## WHAT YOU HAVE TO DO
Which lines below hold the word "hydrocarbures"? Copy all of them.

## Dataset items

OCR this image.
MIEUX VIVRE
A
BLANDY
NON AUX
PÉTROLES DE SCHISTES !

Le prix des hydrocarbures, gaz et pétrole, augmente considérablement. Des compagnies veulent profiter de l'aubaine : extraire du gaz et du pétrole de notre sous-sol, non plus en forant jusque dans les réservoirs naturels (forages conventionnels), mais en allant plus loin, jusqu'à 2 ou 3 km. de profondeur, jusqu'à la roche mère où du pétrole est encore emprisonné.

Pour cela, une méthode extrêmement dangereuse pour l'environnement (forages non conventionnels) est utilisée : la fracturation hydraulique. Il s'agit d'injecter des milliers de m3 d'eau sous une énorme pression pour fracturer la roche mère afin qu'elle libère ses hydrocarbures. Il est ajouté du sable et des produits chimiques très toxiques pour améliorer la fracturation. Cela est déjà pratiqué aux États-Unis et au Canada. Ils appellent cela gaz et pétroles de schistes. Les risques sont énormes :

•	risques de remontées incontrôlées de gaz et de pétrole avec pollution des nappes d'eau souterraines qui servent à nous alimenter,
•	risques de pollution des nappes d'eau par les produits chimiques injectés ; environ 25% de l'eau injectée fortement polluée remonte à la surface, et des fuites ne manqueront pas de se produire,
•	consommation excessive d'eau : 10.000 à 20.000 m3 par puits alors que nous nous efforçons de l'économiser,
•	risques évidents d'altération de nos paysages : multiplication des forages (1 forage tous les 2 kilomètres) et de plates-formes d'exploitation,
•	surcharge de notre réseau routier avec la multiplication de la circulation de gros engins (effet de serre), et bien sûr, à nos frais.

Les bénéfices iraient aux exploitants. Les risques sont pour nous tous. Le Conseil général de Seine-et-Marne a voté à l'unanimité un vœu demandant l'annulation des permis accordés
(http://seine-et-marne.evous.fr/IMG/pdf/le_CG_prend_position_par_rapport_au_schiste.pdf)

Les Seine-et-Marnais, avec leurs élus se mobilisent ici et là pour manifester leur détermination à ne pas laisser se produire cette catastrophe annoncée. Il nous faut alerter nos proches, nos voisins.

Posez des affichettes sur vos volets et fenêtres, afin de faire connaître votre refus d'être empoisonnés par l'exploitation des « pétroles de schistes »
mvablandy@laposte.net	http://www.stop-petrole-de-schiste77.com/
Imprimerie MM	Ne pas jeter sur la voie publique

--

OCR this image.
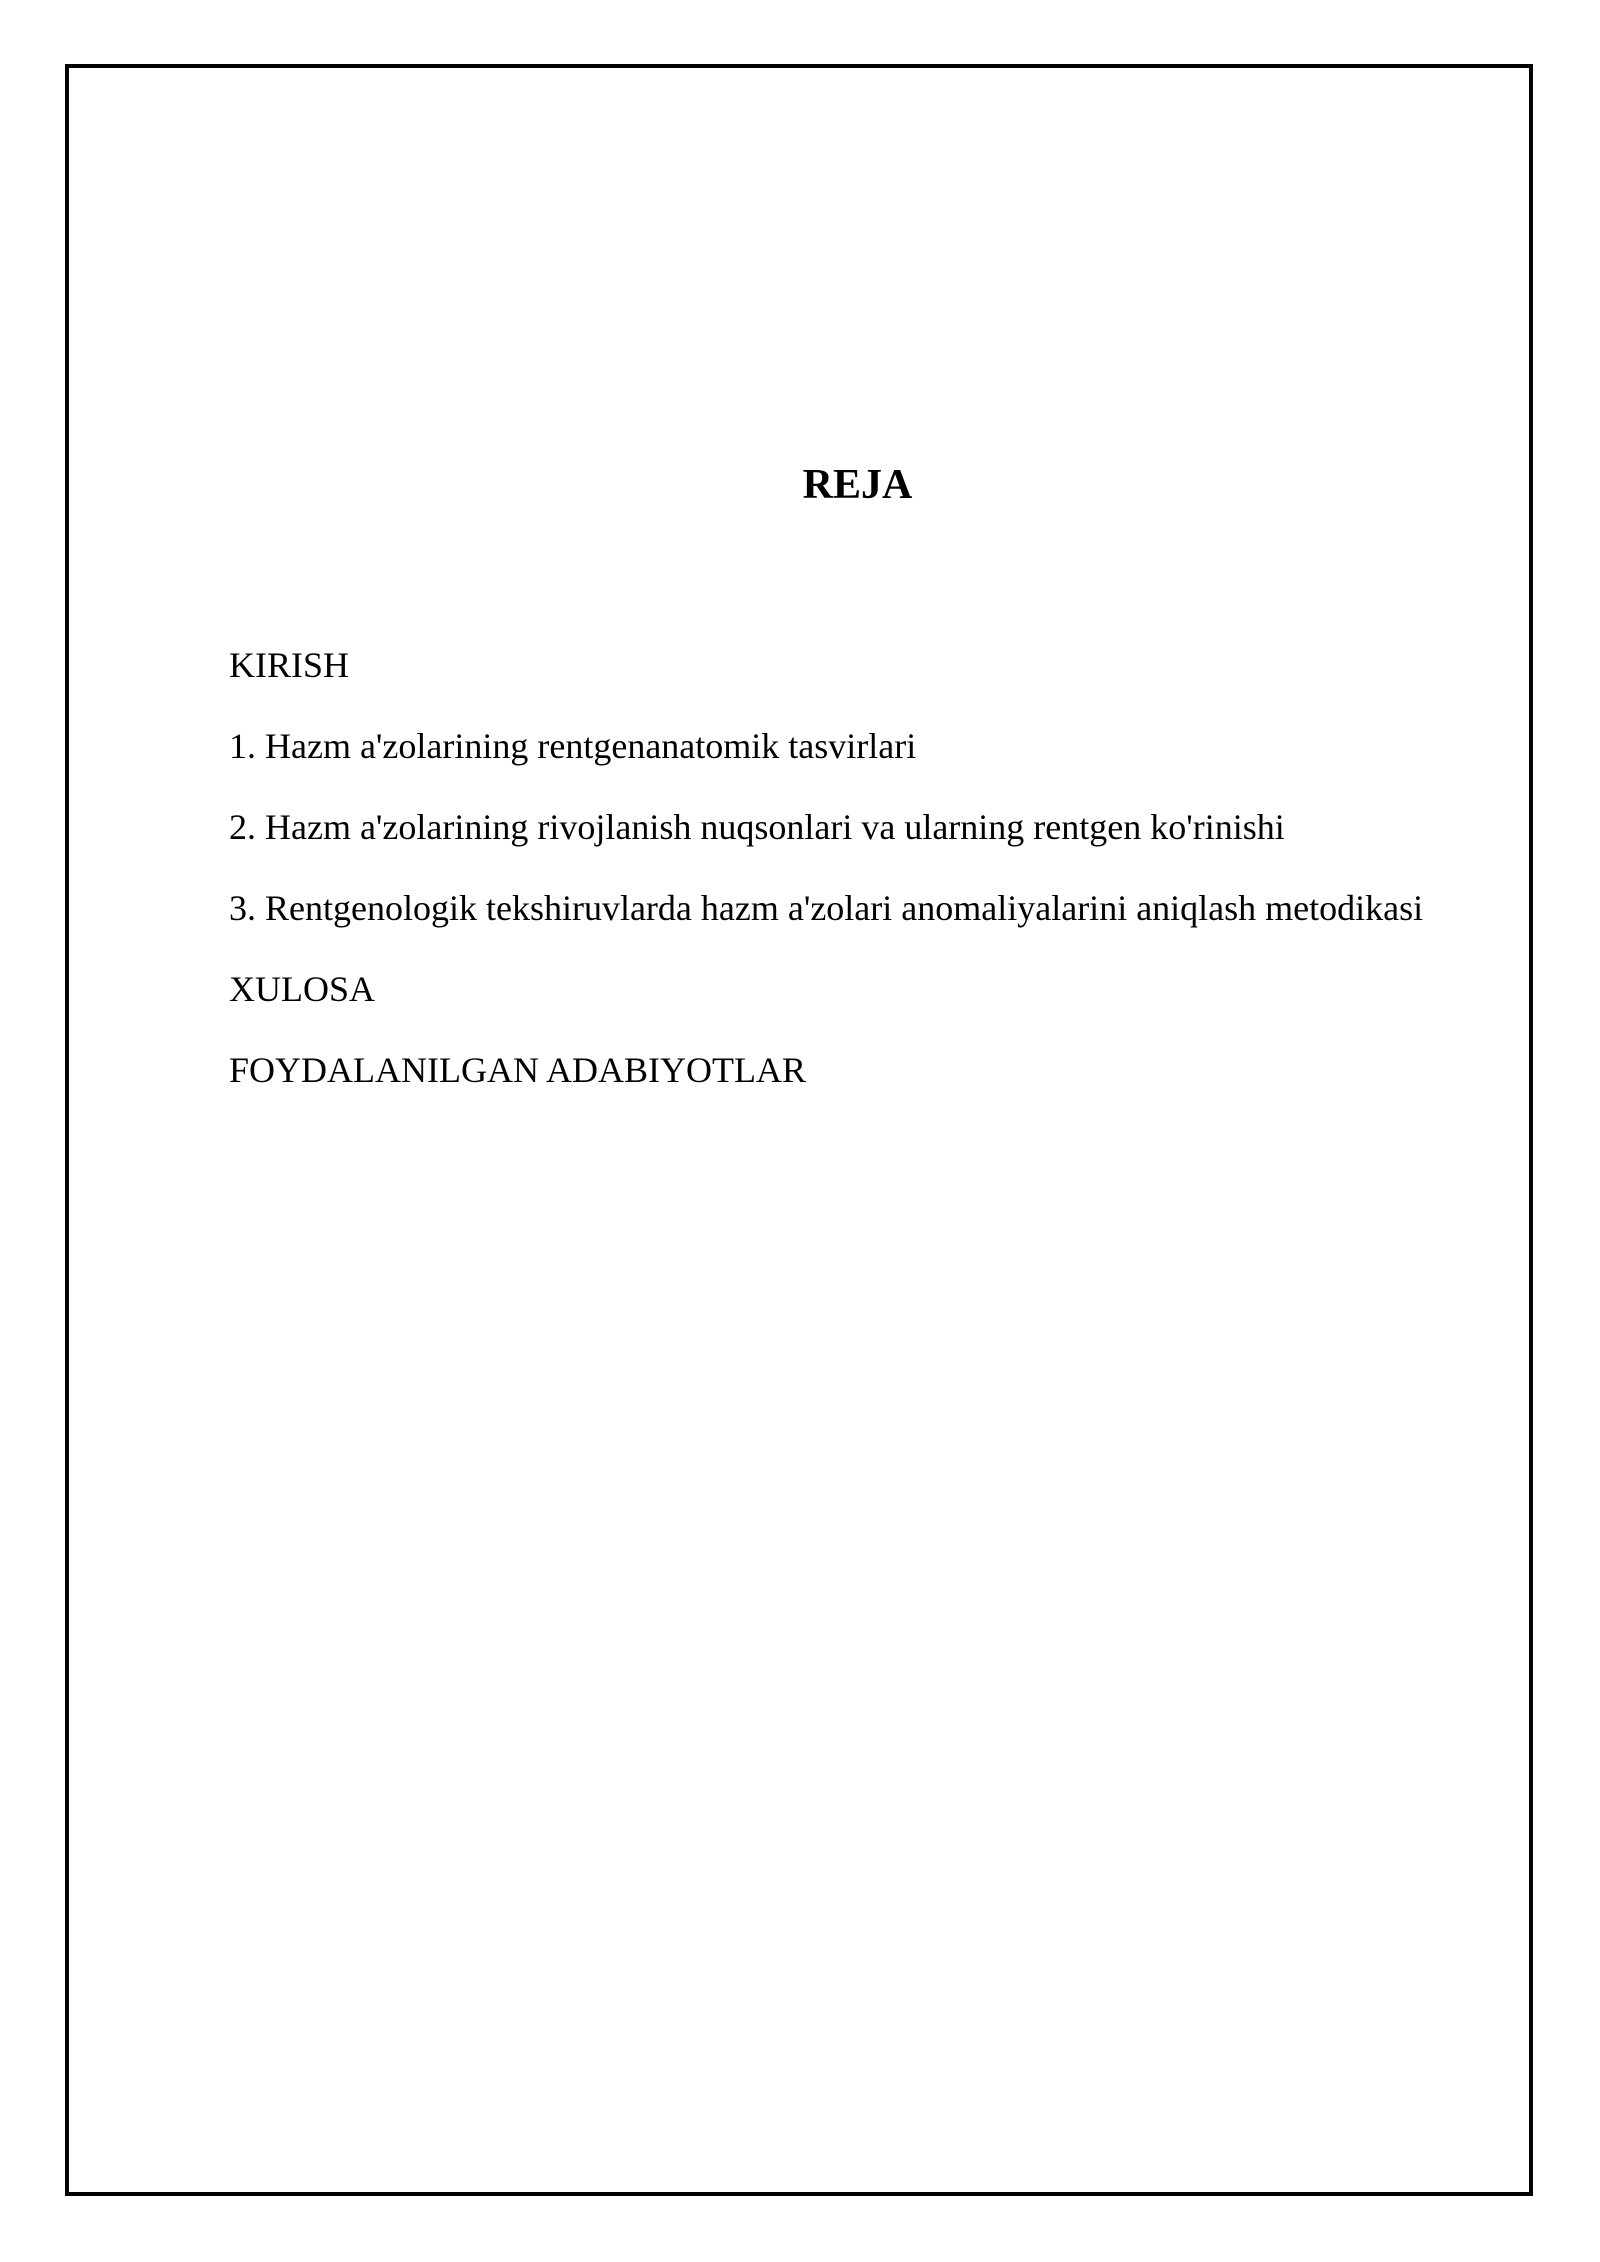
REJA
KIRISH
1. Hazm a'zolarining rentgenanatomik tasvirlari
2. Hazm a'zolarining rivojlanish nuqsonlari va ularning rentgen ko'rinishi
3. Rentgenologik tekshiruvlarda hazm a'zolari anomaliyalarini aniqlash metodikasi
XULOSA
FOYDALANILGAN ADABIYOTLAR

## EXPECTED ANSWER
Le prix des hydrocarbures, gaz et pétrole, augmente considérablement. Des compagnies veulent profiter de l'aubaine : extraire du gaz et du pétrole de notre sous-sol, non plus en forant jusque dans les réservoirs naturels (forages conventionnels), mais en allant plus loin, jusqu'à 2 ou 3 km. de profondeur, jusqu'à la roche mère où du pétrole est encore emprisonné.
Pour cela, une méthode extrêmement dangereuse pour l'environnement (forages non conventionnels) est utilisée : la fracturation hydraulique. Il s'agit d'injecter des milliers de m3 d'eau sous une énorme pression pour fracturer la roche mère afin qu'elle libère ses hydrocarbures. Il est ajouté du sable et des produits chimiques très toxiques pour améliorer la fracturation. Cela est déjà pratiqué aux États-Unis et au Canada. Ils appellent cela gaz et pétroles de schistes. Les risques sont énormes :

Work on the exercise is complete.